**Exercise materials:**

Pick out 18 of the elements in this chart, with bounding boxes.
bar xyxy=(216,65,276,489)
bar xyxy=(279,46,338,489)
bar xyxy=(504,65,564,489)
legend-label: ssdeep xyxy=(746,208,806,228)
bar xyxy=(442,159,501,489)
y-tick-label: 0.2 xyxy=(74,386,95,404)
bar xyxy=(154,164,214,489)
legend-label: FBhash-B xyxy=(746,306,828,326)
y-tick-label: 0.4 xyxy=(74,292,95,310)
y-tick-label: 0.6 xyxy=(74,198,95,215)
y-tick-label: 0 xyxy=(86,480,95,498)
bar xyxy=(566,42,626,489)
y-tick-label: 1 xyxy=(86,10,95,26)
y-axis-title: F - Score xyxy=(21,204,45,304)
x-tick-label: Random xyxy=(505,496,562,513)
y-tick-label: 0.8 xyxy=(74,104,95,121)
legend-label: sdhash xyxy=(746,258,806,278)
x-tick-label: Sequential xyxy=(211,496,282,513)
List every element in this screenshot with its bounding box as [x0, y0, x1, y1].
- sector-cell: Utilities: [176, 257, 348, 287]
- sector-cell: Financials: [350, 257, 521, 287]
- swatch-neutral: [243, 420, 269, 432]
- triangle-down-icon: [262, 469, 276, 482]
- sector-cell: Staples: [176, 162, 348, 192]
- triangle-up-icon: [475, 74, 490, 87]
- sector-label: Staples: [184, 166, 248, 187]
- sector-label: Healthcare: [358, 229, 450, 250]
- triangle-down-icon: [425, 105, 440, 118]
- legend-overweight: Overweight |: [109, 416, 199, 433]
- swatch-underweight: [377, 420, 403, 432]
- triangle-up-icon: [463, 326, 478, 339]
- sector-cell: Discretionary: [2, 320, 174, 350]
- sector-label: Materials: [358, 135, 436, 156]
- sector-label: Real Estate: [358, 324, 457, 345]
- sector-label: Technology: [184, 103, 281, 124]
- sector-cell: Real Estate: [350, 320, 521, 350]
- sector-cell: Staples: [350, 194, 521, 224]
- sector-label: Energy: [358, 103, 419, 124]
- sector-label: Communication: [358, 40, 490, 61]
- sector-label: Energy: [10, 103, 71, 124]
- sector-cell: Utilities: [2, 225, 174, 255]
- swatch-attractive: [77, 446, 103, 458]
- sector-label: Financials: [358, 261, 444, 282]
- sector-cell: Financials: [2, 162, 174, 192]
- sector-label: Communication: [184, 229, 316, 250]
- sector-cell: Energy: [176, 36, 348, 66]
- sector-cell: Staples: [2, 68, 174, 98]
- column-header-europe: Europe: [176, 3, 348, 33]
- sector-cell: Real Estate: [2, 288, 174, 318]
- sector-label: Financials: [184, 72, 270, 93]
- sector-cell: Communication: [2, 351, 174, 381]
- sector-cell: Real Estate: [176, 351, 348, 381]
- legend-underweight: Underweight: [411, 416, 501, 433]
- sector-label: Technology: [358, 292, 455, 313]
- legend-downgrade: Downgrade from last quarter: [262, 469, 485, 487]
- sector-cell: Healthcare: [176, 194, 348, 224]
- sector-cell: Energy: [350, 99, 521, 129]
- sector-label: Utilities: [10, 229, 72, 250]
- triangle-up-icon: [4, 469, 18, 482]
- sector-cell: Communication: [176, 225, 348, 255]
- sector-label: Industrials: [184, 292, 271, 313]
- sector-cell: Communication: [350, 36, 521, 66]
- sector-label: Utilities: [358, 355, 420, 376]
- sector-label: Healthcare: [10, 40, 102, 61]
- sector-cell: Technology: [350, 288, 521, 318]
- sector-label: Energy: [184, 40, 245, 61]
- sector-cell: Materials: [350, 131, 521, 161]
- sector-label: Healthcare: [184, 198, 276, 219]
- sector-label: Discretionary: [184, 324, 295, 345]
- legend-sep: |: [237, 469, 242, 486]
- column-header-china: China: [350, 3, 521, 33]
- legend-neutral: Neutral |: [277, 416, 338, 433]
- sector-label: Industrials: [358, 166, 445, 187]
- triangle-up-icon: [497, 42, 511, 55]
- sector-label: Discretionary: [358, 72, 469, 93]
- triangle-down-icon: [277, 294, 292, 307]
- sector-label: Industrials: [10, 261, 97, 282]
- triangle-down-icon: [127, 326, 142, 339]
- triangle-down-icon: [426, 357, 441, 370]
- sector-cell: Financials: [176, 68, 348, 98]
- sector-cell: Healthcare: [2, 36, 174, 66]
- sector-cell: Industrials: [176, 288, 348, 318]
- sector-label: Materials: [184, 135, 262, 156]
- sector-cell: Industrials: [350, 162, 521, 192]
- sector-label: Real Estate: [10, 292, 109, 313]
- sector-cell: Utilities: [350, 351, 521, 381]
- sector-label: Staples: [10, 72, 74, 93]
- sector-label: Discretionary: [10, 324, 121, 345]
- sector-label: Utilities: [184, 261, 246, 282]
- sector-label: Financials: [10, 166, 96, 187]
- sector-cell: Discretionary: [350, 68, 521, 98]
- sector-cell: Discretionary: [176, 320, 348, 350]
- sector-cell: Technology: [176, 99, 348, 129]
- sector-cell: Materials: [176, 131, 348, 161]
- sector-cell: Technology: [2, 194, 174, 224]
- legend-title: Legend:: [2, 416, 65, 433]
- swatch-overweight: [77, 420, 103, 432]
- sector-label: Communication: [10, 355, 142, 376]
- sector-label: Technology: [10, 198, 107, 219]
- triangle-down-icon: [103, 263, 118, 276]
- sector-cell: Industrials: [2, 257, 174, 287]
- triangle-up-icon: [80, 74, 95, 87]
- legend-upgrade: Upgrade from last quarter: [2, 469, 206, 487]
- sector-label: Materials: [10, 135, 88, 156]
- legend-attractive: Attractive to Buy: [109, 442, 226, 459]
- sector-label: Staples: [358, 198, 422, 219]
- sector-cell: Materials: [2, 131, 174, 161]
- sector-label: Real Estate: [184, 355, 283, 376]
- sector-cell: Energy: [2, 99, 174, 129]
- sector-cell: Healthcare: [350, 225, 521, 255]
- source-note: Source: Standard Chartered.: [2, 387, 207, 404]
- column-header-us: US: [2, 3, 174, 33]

**Work to do:**
Convert all of the lines above into a JSON list of strings, one string per line, omitting any blank lines.

**Solution for this task:**
[
  "Pick out 18 of the elements in this chart, with bounding boxes.",
  "bar xyxy=(216,65,276,489)",
  "bar xyxy=(279,46,338,489)",
  "bar xyxy=(504,65,564,489)",
  "legend-label: ssdeep xyxy=(746,208,806,228)",
  "bar xyxy=(442,159,501,489)",
  "y-tick-label: 0.2 xyxy=(74,386,95,404)",
  "bar xyxy=(154,164,214,489)",
  "legend-label: FBhash-B xyxy=(746,306,828,326)",
  "y-tick-label: 0.4 xyxy=(74,292,95,310)",
  "y-tick-label: 0.6 xyxy=(74,198,95,215)",
  "y-tick-label: 0 xyxy=(86,480,95,498)",
  "bar xyxy=(566,42,626,489)",
  "y-tick-label: 1 xyxy=(86,10,95,26)",
  "y-axis-title: F - Score xyxy=(21,204,45,304)",
  "x-tick-label: Random xyxy=(505,496,562,513)",
  "y-tick-label: 0.8 xyxy=(74,104,95,121)",
  "legend-label: sdhash xyxy=(746,258,806,278)",
  "x-tick-label: Sequential xyxy=(211,496,282,513)",
  "List every element in this screenshot with its bounding box as [x0, y0, x1, y1].",
  "- sector-cell: Utilities: [176, 257, 348, 287]",
  "- sector-cell: Financials: [350, 257, 521, 287]",
  "- swatch-neutral: [243, 420, 269, 432]",
  "- triangle-down-icon: [262, 469, 276, 482]",
  "- sector-cell: Staples: [176, 162, 348, 192]",
  "- triangle-up-icon: [475, 74, 490, 87]",
  "- sector-label: Staples: [184, 166, 248, 187]",
  "- sector-label: Healthcare: [358, 229, 450, 250]",
  "- triangle-down-icon: [425, 105, 440, 118]",
  "- legend-overweight: Overweight |: [109, 416, 199, 433]",
  "- swatch-underweight: [377, 420, 403, 432]",
  "- triangle-up-icon: [463, 326, 478, 339]",
  "- sector-cell: Discretionary: [2, 320, 174, 350]",
  "- sector-label: Materials: [358, 135, 436, 156]",
  "- sector-label: Real Estate: [358, 324, 457, 345]",
  "- sector-label: Technology: [184, 103, 281, 124]",
  "- sector-cell: Real Estate: [350, 320, 521, 350]",
  "- sector-cell: Staples: [350, 194, 521, 224]",
  "- sector-label: Energy: [358, 103, 419, 124]",
  "- sector-label: Communication: [358, 40, 490, 61]",
  "- sector-label: Energy: [10, 103, 71, 124]",
  "- sector-cell: Utilities: [2, 225, 174, 255]",
  "- swatch-attractive: [77, 446, 103, 458]",
  "- sector-label: Financials: [358, 261, 444, 282]",
  "- sector-cell: Financials: [2, 162, 174, 192]",
  "- sector-label: Communication: [184, 229, 316, 250]",
  "- sector-cell: Energy: [176, 36, 348, 66]",
  "- sector-cell: Staples: [2, 68, 174, 98]",
  "- column-header-europe: Europe: [176, 3, 348, 33]",
  "- sector-cell: Real Estate: [2, 288, 174, 318]",
  "- sector-label: Financials: [184, 72, 270, 93]",
  "- sector-cell: Communication: [2, 351, 174, 381]",
  "- sector-cell: Real Estate: [176, 351, 348, 381]",
  "- legend-underweight: Underweight: [411, 416, 501, 433]",
  "- sector-label: Technology: [358, 292, 455, 313]",
  "- legend-downgrade: Downgrade from last quarter: [262, 469, 485, 487]",
  "- sector-cell: Healthcare: [176, 194, 348, 224]",
  "- sector-cell: Energy: [350, 99, 521, 129]",
  "- sector-label: Utilities: [10, 229, 72, 250]",
  "- triangle-up-icon: [4, 469, 18, 482]",
  "- sector-cell: Communication: [176, 225, 348, 255]",
  "- sector-label: Industrials: [184, 292, 271, 313]",
  "- sector-cell: Communication: [350, 36, 521, 66]",
  "- sector-label: Utilities: [358, 355, 420, 376]",
  "- sector-label: Healthcare: [10, 40, 102, 61]",
  "- sector-cell: Technology: [350, 288, 521, 318]",
  "- sector-label: Energy: [184, 40, 245, 61]",
  "- sector-cell: Materials: [350, 131, 521, 161]",
  "- sector-label: Healthcare: [184, 198, 276, 219]",
  "- sector-label: Discretionary: [184, 324, 295, 345]",
  "- legend-sep: |: [237, 469, 242, 486]",
  "- column-header-china: China: [350, 3, 521, 33]",
  "- legend-neutral: Neutral |: [277, 416, 338, 433]",
  "- sector-label: Industrials: [358, 166, 445, 187]",
  "- triangle-up-icon: [497, 42, 511, 55]",
  "- sector-label: Discretionary: [358, 72, 469, 93]",
  "- triangle-down-icon: [277, 294, 292, 307]",
  "- sector-label: Industrials: [10, 261, 97, 282]",
  "- triangle-down-icon: [127, 326, 142, 339]",
  "- triangle-down-icon: [426, 357, 441, 370]",
  "- sector-cell: Financials: [176, 68, 348, 98]",
  "- sector-cell: Healthcare: [2, 36, 174, 66]",
  "- sector-cell: Industrials: [176, 288, 348, 318]",
  "- sector-label: Materials: [184, 135, 262, 156]",
  "- sector-cell: Industrials: [350, 162, 521, 192]",
  "- sector-label: Real Estate: [10, 292, 109, 313]",
  "- sector-cell: Utilities: [350, 351, 521, 381]",
  "- sector-label: Staples: [10, 72, 74, 93]",
  "- sector-label: Discretionary: [10, 324, 121, 345]",
  "- sector-label: Utilities: [184, 261, 246, 282]",
  "- sector-label: Financials: [10, 166, 96, 187]",
  "- sector-cell: Discretionary: [350, 68, 521, 98]",
  "- sector-cell: Discretionary: [176, 320, 348, 350]",
  "- sector-cell: Technology: [176, 99, 348, 129]",
  "- sector-cell: Materials: [176, 131, 348, 161]",
  "- sector-cell: Technology: [2, 194, 174, 224]",
  "- legend-title: Legend:: [2, 416, 65, 433]",
  "- swatch-overweight: [77, 420, 103, 432]",
  "- sector-label: Communication: [10, 355, 142, 376]",
  "- sector-label: Technology: [10, 198, 107, 219]",
  "- triangle-down-icon: [103, 263, 118, 276]",
  "- sector-cell: Industrials: [2, 257, 174, 287]",
  "- triangle-up-icon: [80, 74, 95, 87]",
  "- legend-upgrade: Upgrade from last quarter: [2, 469, 206, 487]",
  "- sector-label: Materials: [10, 135, 88, 156]",
  "- legend-attractive: Attractive to Buy: [109, 442, 226, 459]",
  "- sector-label: Staples: [358, 198, 422, 219]",
  "- sector-cell: Materials: [2, 131, 174, 161]",
  "- sector-label: Real Estate: [184, 355, 283, 376]",
  "- sector-cell: Energy: [2, 99, 174, 129]",
  "- sector-cell: Healthcare: [350, 225, 521, 255]",
  "- source-note: Source: Standard Chartered.: [2, 387, 207, 404]",
  "- column-header-us: US: [2, 3, 174, 33]"
]